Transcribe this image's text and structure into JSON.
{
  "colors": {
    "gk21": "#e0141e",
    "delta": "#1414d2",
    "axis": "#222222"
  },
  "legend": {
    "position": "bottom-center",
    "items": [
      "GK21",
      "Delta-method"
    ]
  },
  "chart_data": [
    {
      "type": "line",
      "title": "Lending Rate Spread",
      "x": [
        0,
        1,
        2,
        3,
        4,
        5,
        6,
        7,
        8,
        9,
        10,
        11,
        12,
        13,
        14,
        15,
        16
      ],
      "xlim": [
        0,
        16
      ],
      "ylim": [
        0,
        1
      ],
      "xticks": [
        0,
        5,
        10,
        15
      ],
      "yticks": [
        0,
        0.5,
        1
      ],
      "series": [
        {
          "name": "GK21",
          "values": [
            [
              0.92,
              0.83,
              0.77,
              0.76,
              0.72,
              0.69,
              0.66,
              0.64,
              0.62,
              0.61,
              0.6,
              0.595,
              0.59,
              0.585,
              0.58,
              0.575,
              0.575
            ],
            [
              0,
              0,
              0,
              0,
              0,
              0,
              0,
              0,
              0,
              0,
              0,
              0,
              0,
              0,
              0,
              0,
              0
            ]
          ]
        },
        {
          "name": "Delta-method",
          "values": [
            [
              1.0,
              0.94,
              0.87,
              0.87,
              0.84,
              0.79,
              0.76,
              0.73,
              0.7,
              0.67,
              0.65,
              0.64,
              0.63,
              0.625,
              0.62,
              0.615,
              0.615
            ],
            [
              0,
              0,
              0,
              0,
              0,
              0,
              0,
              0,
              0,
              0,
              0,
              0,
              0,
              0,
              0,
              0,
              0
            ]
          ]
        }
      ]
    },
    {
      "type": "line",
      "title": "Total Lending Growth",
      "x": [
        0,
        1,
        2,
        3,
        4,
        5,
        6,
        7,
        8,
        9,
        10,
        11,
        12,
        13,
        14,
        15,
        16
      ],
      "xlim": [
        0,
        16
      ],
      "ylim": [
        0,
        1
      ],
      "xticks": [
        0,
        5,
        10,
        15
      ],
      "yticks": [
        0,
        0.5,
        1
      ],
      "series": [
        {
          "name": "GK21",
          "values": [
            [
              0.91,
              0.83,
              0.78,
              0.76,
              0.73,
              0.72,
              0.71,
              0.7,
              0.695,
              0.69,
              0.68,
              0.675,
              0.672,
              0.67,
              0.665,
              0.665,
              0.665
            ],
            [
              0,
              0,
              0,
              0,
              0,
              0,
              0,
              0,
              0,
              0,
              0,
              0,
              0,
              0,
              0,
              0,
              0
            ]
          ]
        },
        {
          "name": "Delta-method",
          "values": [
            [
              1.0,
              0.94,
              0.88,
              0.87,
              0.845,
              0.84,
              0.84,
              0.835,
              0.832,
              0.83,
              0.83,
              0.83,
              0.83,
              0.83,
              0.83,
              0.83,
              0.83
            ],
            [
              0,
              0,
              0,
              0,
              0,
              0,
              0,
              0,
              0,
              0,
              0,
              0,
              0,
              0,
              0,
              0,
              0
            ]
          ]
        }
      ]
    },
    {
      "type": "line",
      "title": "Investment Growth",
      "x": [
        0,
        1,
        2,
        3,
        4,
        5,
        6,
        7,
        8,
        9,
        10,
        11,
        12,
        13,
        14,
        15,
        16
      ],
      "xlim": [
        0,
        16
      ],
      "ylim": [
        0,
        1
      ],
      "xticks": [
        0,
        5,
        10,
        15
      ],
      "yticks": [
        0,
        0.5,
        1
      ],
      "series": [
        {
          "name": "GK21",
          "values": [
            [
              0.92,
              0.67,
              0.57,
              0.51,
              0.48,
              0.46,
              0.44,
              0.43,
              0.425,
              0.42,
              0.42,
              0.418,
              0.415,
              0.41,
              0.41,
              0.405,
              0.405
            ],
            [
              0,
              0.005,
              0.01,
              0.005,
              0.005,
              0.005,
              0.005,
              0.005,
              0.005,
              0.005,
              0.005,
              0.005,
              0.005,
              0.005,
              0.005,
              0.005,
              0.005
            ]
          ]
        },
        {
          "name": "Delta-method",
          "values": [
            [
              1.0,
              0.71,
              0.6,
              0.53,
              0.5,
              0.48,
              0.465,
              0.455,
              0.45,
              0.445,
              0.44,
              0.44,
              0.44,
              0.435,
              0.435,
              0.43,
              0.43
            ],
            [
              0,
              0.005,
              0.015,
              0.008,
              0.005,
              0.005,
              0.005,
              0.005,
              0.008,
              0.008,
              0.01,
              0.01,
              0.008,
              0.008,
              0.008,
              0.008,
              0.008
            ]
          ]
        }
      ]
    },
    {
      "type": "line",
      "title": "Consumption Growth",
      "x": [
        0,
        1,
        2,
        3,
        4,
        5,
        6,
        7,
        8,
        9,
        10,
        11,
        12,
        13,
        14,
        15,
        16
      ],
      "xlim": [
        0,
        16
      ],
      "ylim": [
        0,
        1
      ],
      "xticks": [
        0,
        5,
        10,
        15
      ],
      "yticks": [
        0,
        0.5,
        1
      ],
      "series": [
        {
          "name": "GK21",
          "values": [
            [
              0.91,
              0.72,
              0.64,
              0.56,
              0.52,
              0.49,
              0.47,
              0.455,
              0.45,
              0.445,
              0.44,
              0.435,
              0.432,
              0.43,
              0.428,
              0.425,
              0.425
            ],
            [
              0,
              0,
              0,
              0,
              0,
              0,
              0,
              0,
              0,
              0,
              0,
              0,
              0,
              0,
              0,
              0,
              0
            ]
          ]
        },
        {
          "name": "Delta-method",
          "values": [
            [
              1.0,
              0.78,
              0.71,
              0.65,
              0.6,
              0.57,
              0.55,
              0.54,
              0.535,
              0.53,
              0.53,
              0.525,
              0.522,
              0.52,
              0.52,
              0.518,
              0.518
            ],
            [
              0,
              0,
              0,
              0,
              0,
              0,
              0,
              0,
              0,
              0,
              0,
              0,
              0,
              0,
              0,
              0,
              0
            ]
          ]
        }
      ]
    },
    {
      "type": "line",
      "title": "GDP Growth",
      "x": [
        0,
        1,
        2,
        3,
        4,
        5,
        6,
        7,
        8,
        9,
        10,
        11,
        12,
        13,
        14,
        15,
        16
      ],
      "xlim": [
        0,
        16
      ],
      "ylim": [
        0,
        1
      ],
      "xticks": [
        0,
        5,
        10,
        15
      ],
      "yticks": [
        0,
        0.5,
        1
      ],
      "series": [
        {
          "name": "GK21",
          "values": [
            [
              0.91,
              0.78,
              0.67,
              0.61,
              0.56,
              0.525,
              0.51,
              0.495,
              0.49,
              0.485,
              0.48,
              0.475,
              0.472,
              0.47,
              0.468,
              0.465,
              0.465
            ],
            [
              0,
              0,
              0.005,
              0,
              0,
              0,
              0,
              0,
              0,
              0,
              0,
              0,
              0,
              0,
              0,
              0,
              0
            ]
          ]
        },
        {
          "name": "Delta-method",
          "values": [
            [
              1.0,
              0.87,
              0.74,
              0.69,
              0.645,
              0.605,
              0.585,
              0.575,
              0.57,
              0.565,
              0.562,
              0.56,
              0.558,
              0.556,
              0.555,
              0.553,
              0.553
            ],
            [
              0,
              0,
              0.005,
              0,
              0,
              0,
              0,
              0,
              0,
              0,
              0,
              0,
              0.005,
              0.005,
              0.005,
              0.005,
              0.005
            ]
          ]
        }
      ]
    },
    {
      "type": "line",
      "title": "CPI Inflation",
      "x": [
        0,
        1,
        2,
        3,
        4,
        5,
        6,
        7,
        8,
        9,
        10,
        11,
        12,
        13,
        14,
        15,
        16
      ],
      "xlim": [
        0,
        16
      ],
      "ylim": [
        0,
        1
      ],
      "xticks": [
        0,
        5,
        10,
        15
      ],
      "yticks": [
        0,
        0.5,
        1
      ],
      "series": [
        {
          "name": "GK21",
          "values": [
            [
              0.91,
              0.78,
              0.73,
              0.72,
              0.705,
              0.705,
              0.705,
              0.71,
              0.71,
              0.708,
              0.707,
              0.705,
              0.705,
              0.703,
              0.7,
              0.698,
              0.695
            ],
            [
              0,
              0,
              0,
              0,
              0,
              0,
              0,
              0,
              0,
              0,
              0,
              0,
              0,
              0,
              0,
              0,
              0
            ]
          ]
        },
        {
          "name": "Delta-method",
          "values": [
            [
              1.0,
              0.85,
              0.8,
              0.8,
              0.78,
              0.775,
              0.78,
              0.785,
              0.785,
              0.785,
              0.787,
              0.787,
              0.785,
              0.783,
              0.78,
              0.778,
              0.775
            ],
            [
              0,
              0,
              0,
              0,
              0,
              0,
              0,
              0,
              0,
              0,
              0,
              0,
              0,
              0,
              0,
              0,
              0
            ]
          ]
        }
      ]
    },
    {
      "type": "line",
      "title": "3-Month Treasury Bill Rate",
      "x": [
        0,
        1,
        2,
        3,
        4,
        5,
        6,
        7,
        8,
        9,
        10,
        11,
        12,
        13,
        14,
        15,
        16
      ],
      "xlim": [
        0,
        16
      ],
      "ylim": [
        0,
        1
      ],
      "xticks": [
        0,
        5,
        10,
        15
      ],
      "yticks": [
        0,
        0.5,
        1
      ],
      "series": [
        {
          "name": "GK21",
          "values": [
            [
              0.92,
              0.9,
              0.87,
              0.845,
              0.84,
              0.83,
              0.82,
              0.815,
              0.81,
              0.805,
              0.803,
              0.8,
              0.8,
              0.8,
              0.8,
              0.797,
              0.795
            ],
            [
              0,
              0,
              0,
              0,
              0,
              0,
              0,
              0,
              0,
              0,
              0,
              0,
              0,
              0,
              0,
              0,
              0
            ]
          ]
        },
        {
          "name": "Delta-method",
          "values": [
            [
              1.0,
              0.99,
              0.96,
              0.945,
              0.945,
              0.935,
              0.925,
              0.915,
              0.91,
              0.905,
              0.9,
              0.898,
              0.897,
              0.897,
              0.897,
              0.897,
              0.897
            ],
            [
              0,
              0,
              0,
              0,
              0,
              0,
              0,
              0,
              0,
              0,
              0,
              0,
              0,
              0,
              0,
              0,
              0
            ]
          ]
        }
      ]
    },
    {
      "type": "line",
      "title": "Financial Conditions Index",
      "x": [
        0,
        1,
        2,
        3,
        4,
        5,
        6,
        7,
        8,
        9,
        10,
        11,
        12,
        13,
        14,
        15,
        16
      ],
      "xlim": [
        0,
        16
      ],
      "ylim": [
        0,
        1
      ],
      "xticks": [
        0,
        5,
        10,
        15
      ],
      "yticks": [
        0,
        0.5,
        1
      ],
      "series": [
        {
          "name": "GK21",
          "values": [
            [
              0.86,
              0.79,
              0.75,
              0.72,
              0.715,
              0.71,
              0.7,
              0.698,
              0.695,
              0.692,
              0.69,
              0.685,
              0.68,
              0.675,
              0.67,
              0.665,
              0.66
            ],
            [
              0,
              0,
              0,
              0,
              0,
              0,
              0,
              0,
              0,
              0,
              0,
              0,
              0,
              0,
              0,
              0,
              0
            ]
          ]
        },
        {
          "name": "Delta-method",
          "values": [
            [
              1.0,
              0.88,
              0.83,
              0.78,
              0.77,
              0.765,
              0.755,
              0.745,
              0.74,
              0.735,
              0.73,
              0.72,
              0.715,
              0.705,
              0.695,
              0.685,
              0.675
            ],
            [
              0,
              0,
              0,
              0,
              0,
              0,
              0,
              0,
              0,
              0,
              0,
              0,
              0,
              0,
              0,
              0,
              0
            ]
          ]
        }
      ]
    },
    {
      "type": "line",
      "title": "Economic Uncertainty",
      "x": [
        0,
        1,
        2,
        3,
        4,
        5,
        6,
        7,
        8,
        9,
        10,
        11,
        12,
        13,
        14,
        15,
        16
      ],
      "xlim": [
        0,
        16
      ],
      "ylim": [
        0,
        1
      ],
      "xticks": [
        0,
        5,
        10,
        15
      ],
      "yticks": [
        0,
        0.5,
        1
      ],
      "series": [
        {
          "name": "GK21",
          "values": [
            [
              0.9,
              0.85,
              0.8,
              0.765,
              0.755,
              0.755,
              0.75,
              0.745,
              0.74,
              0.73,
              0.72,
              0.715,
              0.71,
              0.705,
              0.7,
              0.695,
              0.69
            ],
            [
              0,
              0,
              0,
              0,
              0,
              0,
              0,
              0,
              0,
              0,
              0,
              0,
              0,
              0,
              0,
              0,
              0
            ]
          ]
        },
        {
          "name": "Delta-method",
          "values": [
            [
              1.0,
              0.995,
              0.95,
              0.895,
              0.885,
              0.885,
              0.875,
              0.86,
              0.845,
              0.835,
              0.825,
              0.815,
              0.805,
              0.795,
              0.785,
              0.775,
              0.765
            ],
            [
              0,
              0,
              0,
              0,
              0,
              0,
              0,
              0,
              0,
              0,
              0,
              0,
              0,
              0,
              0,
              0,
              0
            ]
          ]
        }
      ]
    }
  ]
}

● Exercise brief
Select the lines in this material that hold the word "Growth", leaving none out.

● Task answer
      "title": "Total Lending Growth",
      "title": "Investment Growth",
      "title": "Consumption Growth",
      "title": "GDP Growth",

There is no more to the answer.